▸ **The request**:
Identify the lines that contain the word "amount" and copy each one.

(Records about charts and figures)
=====
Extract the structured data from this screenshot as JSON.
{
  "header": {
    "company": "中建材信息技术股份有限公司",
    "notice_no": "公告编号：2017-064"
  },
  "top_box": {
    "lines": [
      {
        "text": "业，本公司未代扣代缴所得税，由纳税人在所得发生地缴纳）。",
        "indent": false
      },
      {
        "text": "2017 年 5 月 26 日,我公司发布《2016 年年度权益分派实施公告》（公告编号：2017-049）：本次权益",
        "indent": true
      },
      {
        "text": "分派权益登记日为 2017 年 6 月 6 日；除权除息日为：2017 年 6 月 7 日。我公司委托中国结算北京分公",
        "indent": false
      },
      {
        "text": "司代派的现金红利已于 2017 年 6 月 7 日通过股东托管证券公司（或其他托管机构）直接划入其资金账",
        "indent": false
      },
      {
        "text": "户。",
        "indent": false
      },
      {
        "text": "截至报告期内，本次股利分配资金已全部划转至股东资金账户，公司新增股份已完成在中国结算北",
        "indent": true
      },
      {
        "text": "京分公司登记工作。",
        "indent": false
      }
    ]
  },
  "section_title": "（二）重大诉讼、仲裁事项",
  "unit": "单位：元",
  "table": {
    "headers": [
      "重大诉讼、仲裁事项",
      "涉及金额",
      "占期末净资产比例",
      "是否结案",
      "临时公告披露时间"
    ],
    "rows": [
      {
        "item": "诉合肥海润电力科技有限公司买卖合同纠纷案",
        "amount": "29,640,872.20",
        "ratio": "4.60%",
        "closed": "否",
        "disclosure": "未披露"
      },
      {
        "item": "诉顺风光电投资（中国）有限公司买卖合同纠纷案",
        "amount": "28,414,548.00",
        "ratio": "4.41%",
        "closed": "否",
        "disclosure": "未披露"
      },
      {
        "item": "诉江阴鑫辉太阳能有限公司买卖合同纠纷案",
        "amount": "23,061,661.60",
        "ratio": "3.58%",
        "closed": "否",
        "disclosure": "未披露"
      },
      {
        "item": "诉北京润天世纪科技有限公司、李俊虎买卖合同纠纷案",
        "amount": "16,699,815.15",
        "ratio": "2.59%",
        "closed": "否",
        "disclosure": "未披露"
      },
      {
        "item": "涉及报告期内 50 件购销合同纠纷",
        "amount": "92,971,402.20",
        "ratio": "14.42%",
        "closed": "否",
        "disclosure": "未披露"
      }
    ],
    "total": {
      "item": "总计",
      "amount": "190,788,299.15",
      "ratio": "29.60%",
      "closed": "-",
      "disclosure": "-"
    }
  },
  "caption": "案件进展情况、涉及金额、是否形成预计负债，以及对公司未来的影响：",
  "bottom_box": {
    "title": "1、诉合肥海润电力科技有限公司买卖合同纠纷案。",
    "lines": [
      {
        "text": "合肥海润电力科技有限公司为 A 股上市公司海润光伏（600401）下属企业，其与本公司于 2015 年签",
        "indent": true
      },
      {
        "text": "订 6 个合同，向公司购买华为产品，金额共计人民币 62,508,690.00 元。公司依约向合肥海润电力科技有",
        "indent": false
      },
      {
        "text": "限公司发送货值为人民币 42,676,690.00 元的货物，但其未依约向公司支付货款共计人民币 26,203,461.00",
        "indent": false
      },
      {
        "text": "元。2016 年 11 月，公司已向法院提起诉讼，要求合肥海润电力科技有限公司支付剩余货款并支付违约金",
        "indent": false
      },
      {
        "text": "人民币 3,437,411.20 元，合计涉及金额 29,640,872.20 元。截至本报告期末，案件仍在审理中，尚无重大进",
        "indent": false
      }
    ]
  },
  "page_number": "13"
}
=====
▸ **Response to this task**:
        "amount": "29,640,872.20",
        "amount": "28,414,548.00",
        "amount": "23,061,661.60",
        "amount": "16,699,815.15",
        "amount": "92,971,402.20",
      "amount": "190,788,299.15",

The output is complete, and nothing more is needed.